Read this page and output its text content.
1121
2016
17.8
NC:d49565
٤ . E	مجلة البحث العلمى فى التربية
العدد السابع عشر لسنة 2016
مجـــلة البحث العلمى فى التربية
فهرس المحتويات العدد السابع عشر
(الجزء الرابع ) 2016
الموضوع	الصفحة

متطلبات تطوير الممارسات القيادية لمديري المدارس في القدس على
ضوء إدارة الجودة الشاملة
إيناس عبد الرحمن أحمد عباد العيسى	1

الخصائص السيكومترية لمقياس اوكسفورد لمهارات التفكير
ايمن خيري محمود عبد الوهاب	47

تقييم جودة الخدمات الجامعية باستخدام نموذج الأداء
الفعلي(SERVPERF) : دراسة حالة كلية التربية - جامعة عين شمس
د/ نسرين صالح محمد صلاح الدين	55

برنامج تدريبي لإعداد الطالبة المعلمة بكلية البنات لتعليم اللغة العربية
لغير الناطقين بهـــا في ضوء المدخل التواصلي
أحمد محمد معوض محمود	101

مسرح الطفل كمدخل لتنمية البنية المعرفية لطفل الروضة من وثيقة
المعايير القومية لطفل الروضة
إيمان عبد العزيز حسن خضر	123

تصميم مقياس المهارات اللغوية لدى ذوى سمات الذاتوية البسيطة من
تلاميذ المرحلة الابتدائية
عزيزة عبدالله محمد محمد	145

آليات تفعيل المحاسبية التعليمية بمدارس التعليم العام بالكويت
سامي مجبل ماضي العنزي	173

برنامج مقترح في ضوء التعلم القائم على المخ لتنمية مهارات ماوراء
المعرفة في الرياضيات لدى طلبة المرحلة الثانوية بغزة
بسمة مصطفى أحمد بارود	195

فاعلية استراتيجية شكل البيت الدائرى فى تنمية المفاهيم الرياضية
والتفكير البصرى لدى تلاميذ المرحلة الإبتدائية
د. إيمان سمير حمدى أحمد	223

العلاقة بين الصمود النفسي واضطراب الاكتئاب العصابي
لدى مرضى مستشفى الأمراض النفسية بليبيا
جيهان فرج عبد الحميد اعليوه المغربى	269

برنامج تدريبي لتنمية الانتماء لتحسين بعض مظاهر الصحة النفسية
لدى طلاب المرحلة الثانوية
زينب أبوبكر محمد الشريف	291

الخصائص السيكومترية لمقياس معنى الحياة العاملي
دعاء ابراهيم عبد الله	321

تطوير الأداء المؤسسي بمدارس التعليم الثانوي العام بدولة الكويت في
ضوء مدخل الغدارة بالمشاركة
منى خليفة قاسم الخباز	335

* * * * * * *

What is needed: Write out the data again, exactly and in full.

Response for this exercise:
Read this page and output its text content.
1121
2016
17.8
NC:d49565
٤ . E	مجلة البحث العلمى فى التربية
العدد السابع عشر لسنة 2016
مجـــلة البحث العلمى فى التربية
فهرس المحتويات العدد السابع عشر
(الجزء الرابع ) 2016
الموضوع	الصفحة

متطلبات تطوير الممارسات القيادية لمديري المدارس في القدس على
ضوء إدارة الجودة الشاملة
إيناس عبد الرحمن أحمد عباد العيسى	1

الخصائص السيكومترية لمقياس اوكسفورد لمهارات التفكير
ايمن خيري محمود عبد الوهاب	47

تقييم جودة الخدمات الجامعية باستخدام نموذج الأداء
الفعلي(SERVPERF) : دراسة حالة كلية التربية - جامعة عين شمس
د/ نسرين صالح محمد صلاح الدين	55

برنامج تدريبي لإعداد الطالبة المعلمة بكلية البنات لتعليم اللغة العربية
لغير الناطقين بهـــا في ضوء المدخل التواصلي
أحمد محمد معوض محمود	101

مسرح الطفل كمدخل لتنمية البنية المعرفية لطفل الروضة من وثيقة
المعايير القومية لطفل الروضة
إيمان عبد العزيز حسن خضر	123

تصميم مقياس المهارات اللغوية لدى ذوى سمات الذاتوية البسيطة من
تلاميذ المرحلة الابتدائية
عزيزة عبدالله محمد محمد	145

آليات تفعيل المحاسبية التعليمية بمدارس التعليم العام بالكويت
سامي مجبل ماضي العنزي	173

برنامج مقترح في ضوء التعلم القائم على المخ لتنمية مهارات ماوراء
المعرفة في الرياضيات لدى طلبة المرحلة الثانوية بغزة
بسمة مصطفى أحمد بارود	195

فاعلية استراتيجية شكل البيت الدائرى فى تنمية المفاهيم الرياضية
والتفكير البصرى لدى تلاميذ المرحلة الإبتدائية
د. إيمان سمير حمدى أحمد	223

العلاقة بين الصمود النفسي واضطراب الاكتئاب العصابي
لدى مرضى مستشفى الأمراض النفسية بليبيا
جيهان فرج عبد الحميد اعليوه المغربى	269

برنامج تدريبي لتنمية الانتماء لتحسين بعض مظاهر الصحة النفسية
لدى طلاب المرحلة الثانوية
زينب أبوبكر محمد الشريف	291

الخصائص السيكومترية لمقياس معنى الحياة العاملي
دعاء ابراهيم عبد الله	321

تطوير الأداء المؤسسي بمدارس التعليم الثانوي العام بدولة الكويت في
ضوء مدخل الغدارة بالمشاركة
منى خليفة قاسم الخباز	335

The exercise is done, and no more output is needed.